Selected excerpt:
▼
[![PyPI version](https://badge.fury.io/py/nleval.svg)](https://badge.fury.io/py/nleval)
[![Documentation Status](https://readthedocs.org/projects/networklearningeval/badge/?version=latest)](https://networklearningeval.readthedocs.io/en/latest/?badge=latest)
[![License: MIT](https://img.shields.io/badge/License-MIT-yellow.svg)](https://opensource.org/licenses/MIT)
[![Code style: black](https://img.shields.io/badge/code%20style-black-000000.svg)](https://github.com/psf/black)
[![Imports: isort](https://img.shields.io/badge/%20imports-isort-%231674b1?style=flat&labelColor=ef8336)](https://pycqa.github.io/isort/)
[![Test Examples](https://github.com/krishnanlab/NetworkLearningEval/actions/workflows/examples.yml/badge.svg)](https://github.com/krishnanlab/NetworkLearningEval/actions/workflows/examples.yml)
[![Test Data](https://github.com/krishnanlab/NetworkLearningEval/actions/workflows/test_data.yml/badge.svg)](https://github.com/krishnanlab/NetworkLearningEval/actions/workflows/test_data.yml)
# NetworkLearningEval
## Installation
Clone the repository first and then install via `pip`
git clone https://github.com/krishnanlab/NetworkLearningEval && cd NetworkLearningEval
pip install -e .
The `-e` option means 'editable', i.e. no need to reinstall the library if you make changes to the source code.
Feel free to not use the `-e` option and simply do `pip install .` if you do not plan on modifying the source code.
▲
Listed entries:
▼
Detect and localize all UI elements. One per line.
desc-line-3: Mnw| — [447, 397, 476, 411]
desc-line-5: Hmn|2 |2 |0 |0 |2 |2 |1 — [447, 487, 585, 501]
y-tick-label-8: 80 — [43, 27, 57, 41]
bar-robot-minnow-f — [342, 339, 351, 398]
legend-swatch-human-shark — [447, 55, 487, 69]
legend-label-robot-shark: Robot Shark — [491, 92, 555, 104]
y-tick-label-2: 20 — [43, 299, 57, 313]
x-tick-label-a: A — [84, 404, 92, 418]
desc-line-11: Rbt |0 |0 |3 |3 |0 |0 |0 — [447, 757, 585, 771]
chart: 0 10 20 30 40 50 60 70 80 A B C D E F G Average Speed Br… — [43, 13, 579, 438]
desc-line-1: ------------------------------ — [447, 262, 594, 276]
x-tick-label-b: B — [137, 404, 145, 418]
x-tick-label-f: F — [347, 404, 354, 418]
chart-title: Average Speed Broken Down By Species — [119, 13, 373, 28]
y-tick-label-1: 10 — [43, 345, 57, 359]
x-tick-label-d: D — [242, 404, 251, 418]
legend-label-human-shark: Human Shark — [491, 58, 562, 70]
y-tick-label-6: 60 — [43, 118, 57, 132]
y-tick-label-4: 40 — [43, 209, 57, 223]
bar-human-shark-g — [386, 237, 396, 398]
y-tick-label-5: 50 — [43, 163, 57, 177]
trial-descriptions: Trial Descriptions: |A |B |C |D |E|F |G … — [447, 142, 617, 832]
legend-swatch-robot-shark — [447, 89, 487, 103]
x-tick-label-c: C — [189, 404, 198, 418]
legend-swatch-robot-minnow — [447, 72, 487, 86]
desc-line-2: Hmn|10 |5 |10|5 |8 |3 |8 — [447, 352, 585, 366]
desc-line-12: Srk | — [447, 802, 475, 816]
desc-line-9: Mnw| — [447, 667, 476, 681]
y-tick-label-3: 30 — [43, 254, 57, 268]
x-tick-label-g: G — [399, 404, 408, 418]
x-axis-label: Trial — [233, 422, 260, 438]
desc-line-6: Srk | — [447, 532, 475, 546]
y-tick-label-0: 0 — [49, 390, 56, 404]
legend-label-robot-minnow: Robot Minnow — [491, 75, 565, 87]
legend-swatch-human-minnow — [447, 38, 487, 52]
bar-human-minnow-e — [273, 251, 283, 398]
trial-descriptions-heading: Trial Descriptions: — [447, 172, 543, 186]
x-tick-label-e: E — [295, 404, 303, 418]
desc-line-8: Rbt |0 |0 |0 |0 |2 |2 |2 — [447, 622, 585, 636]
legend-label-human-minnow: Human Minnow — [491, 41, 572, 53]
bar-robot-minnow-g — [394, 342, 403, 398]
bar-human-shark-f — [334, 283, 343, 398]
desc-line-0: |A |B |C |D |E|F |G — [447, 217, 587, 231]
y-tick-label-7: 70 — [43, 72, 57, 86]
▲
Your tasks:
A. Copy from the NetworkLearningEval README the passage that begins with the words "# NetworkLearningEval" and ends with "install -e .".
B. From the listing, pull out every line from its beginning through the line containing "y-tick-label-3: 30 — [43, 254, 57, 268]", both included, reproduced verbatim.
The listing has no connection to the NetworkLearningEval README above it.

Results of the exercise:
A.
# NetworkLearningEval
## Installation
Clone the repository first and then install via `pip`
git clone https://github.com/krishnanlab/NetworkLearningEval && cd NetworkLearningEval
pip install -e .

B.
Detect and localize all UI elements. One per line.
desc-line-3: Mnw| — [447, 397, 476, 411]
desc-line-5: Hmn|2 |2 |0 |0 |2 |2 |1 — [447, 487, 585, 501]
y-tick-label-8: 80 — [43, 27, 57, 41]
bar-robot-minnow-f — [342, 339, 351, 398]
legend-swatch-human-shark — [447, 55, 487, 69]
legend-label-robot-shark: Robot Shark — [491, 92, 555, 104]
y-tick-label-2: 20 — [43, 299, 57, 313]
x-tick-label-a: A — [84, 404, 92, 418]
desc-line-11: Rbt |0 |0 |3 |3 |0 |0 |0 — [447, 757, 585, 771]
chart: 0 10 20 30 40 50 60 70 80 A B C D E F G Average Speed Br… — [43, 13, 579, 438]
desc-line-1: ------------------------------ — [447, 262, 594, 276]
x-tick-label-b: B — [137, 404, 145, 418]
x-tick-label-f: F — [347, 404, 354, 418]
chart-title: Average Speed Broken Down By Species — [119, 13, 373, 28]
y-tick-label-1: 10 — [43, 345, 57, 359]
x-tick-label-d: D — [242, 404, 251, 418]
legend-label-human-shark: Human Shark — [491, 58, 562, 70]
y-tick-label-6: 60 — [43, 118, 57, 132]
y-tick-label-4: 40 — [43, 209, 57, 223]
bar-human-shark-g — [386, 237, 396, 398]
y-tick-label-5: 50 — [43, 163, 57, 177]
trial-descriptions: Trial Descriptions: |A |B |C |D |E|F |G … — [447, 142, 617, 832]
legend-swatch-robot-shark — [447, 89, 487, 103]
x-tick-label-c: C — [189, 404, 198, 418]
legend-swatch-robot-minnow — [447, 72, 487, 86]
desc-line-2: Hmn|10 |5 |10|5 |8 |3 |8 — [447, 352, 585, 366]
desc-line-12: Srk | — [447, 802, 475, 816]
desc-line-9: Mnw| — [447, 667, 476, 681]
y-tick-label-3: 30 — [43, 254, 57, 268]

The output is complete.